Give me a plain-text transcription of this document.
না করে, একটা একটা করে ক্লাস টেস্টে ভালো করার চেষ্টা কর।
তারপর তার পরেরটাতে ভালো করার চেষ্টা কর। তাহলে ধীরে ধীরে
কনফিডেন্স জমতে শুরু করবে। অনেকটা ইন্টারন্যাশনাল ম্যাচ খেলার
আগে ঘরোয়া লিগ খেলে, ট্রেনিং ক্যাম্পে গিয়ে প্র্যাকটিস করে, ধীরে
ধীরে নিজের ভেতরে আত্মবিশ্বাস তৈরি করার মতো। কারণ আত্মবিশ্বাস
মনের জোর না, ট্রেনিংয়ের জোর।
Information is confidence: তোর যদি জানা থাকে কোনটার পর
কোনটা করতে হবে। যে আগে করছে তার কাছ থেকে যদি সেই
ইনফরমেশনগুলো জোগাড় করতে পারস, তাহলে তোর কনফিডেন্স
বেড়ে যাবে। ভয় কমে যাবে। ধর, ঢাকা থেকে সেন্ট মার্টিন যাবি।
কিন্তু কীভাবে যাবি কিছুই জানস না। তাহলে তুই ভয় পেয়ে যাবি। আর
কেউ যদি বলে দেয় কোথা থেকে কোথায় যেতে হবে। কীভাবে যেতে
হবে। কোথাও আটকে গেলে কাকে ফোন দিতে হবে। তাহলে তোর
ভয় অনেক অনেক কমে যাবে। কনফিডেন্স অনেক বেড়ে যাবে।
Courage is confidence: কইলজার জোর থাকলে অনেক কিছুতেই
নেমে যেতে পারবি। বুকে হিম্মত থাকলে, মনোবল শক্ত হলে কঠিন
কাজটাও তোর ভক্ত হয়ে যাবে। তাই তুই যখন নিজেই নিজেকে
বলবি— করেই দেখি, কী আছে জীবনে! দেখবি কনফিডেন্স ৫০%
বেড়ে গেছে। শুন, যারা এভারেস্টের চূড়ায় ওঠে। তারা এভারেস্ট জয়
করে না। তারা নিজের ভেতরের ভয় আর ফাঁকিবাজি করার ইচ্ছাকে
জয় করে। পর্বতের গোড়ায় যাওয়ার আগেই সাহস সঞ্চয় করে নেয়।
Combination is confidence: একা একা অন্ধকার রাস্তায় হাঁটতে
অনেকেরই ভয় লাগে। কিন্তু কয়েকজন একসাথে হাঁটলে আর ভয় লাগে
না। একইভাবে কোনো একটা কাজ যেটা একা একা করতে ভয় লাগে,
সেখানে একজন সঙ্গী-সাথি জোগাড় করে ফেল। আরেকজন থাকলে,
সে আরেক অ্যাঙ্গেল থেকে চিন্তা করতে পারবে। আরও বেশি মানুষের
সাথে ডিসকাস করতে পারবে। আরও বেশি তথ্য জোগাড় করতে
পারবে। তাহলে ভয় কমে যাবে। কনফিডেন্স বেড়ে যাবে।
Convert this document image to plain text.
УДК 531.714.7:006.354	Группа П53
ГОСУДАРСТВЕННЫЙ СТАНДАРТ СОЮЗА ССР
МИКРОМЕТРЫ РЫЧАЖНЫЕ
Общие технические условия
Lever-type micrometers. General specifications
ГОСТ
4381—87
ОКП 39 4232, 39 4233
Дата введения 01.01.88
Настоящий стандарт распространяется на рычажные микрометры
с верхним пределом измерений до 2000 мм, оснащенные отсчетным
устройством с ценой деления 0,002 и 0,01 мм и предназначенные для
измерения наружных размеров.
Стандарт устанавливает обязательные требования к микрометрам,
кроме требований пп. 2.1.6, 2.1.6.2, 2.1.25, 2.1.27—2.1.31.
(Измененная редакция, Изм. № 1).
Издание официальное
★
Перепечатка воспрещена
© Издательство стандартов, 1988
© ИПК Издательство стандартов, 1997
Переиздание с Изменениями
--------
- [PROBLEM DESCRIPTION]: In the listing, find every line with the word "confidence" and state how many there are, nothing more.

- [RESULT BELOW]: 3